**Task description**
Go through the data below. Pull out every line that has the word "Xorg".

* Begin Source material *

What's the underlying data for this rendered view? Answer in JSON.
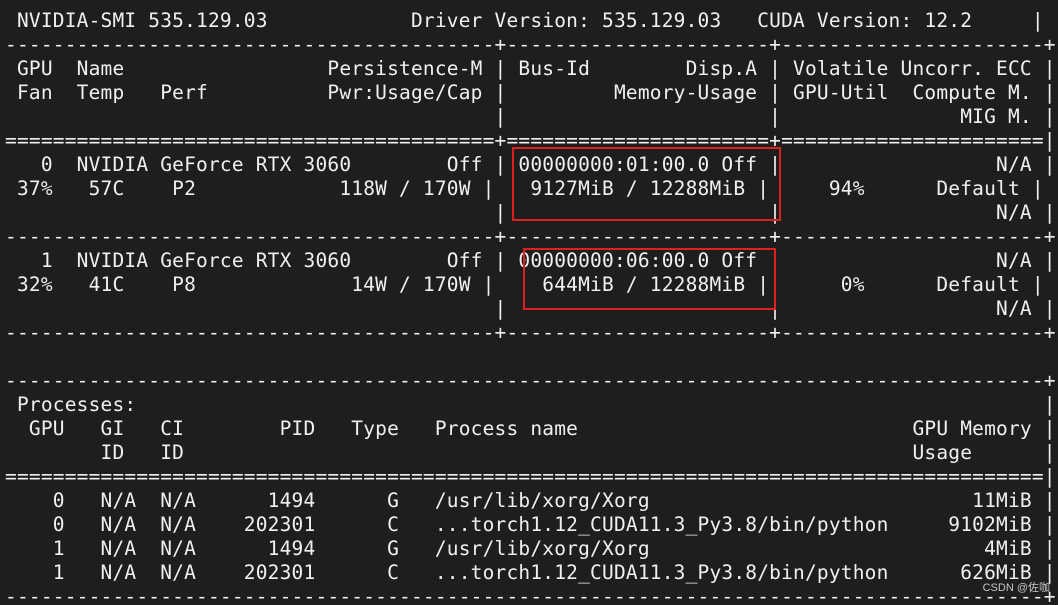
{
  "terminal": {
    "lines": [
      " NVIDIA-SMI 535.129.03            Driver Version: 535.129.03   CUDA Version: 12.2     |",
      "-----------------------------------------+----------------------+----------------------+",
      " GPU  Name                 Persistence-M | Bus-Id        Disp.A | Volatile Uncorr. ECC |",
      " Fan  Temp   Perf          Pwr:Usage/Cap |         Memory-Usage | GPU-Util  Compute M. |",
      "                                         |                      |               MIG M. |",
      "=========================================+======================+======================|",
      "   0  NVIDIA GeForce RTX 3060        Off | 00000000:01:00.0 Off |                  N/A |",
      " 37%   57C    P2            118W / 170W |   9127MiB / 12288MiB |     94%      Default |",
      "                                         |                      |                  N/A |",
      "-----------------------------------------+----------------------+----------------------+",
      "   1  NVIDIA GeForce RTX 3060        Off | 00000000:06:00.0 Off |                  N/A |",
      " 32%   41C    P8             14W / 170W |    644MiB / 12288MiB |      0%      Default |",
      "                                         |                      |                  N/A |",
      "-----------------------------------------+----------------------+----------------------+",
      "",
      "                                                                                       ",
      "---------------------------------------------------------------------------------------+",
      " Processes:                                                                            |",
      "  GPU   GI   CI        PID   Type   Process name                            GPU Memory |",
      "        ID   ID                                                             Usage      |",
      "=======================================================================================|",
      "    0   N/A  N/A      1494      G   /usr/lib/xorg/Xorg                           11MiB |",
      "    0   N/A  N/A    202301      C   ...torch1.12_CUDA11.3_Py3.8/bin/python     9102MiB |",
      "    1   N/A  N/A      1494      G   /usr/lib/xorg/Xorg                            4MiB |",
      "    1   N/A  N/A    202301      C   ...torch1.12_CUDA11.3_Py3.8/bin/python      626MiB |",
      "---------------------------------------------------------------------------------------+"
    ]
  },
  "watermark": "CSDN @佐咖",
  "colors": {
    "background": "#1e1e1e",
    "text": "#f0f0f0",
    "highlight": "#e02020"
  }
}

* End Source material *

**Output of the exercise**
      "    0   N/A  N/A      1494      G   /usr/lib/xorg/Xorg                           11MiB |",
      "    1   N/A  N/A      1494      G   /usr/lib/xorg/Xorg                            4MiB |",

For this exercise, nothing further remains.